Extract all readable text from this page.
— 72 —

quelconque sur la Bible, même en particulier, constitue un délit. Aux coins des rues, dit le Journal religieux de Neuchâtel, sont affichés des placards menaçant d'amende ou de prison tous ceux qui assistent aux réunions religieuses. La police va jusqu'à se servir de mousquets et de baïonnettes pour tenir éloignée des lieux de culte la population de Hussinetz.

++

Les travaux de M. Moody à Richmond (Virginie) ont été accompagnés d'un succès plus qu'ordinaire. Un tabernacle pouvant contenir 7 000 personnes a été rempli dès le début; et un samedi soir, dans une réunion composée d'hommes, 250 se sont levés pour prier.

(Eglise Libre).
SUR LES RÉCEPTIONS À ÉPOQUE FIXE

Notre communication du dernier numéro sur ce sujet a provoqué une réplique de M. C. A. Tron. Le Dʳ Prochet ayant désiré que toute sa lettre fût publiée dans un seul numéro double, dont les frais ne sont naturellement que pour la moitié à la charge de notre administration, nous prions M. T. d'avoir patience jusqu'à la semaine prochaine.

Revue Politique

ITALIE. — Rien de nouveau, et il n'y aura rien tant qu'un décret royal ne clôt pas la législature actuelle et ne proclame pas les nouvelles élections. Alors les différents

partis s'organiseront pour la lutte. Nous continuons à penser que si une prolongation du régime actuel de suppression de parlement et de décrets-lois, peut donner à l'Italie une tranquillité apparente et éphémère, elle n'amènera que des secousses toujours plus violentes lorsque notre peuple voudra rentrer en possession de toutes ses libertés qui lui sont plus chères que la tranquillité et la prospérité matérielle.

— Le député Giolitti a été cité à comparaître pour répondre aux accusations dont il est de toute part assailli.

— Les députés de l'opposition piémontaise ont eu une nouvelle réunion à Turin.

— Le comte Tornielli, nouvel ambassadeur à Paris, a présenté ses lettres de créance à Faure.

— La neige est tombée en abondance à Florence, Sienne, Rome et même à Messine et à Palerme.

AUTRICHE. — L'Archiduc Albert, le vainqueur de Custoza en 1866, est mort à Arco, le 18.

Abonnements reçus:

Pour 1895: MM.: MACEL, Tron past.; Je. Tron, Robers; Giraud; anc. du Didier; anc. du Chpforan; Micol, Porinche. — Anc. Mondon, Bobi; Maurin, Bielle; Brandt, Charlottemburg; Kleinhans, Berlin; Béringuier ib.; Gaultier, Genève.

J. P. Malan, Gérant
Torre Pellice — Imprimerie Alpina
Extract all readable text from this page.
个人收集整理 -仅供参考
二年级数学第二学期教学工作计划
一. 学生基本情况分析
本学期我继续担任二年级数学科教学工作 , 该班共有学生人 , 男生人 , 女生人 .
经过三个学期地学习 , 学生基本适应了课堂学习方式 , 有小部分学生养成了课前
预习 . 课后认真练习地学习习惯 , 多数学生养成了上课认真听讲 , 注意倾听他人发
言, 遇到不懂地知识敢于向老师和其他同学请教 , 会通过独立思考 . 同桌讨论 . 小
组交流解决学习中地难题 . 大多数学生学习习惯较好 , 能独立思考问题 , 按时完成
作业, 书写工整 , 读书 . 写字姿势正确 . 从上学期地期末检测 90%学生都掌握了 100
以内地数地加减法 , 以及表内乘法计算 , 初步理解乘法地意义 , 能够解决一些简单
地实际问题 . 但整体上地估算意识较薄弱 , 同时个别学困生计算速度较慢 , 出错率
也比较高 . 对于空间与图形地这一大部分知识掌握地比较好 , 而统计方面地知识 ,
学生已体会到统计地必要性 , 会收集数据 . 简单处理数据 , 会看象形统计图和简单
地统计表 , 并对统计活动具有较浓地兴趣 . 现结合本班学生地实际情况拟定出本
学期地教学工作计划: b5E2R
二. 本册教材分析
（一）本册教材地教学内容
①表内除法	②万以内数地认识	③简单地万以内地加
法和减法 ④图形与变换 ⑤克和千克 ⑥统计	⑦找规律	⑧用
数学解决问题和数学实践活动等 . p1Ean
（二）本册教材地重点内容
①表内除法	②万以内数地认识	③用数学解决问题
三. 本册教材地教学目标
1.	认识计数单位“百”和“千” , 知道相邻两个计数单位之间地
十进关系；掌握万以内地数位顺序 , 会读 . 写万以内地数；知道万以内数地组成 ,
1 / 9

##########

Given problem:
In the listing, find every line containing the word "②万以内数地认识" and list it.

Output for this task:
①表内除法	②万以内数地认识	③简单地万以内地加
①表内除法	②万以内数地认识	③用数学解决问题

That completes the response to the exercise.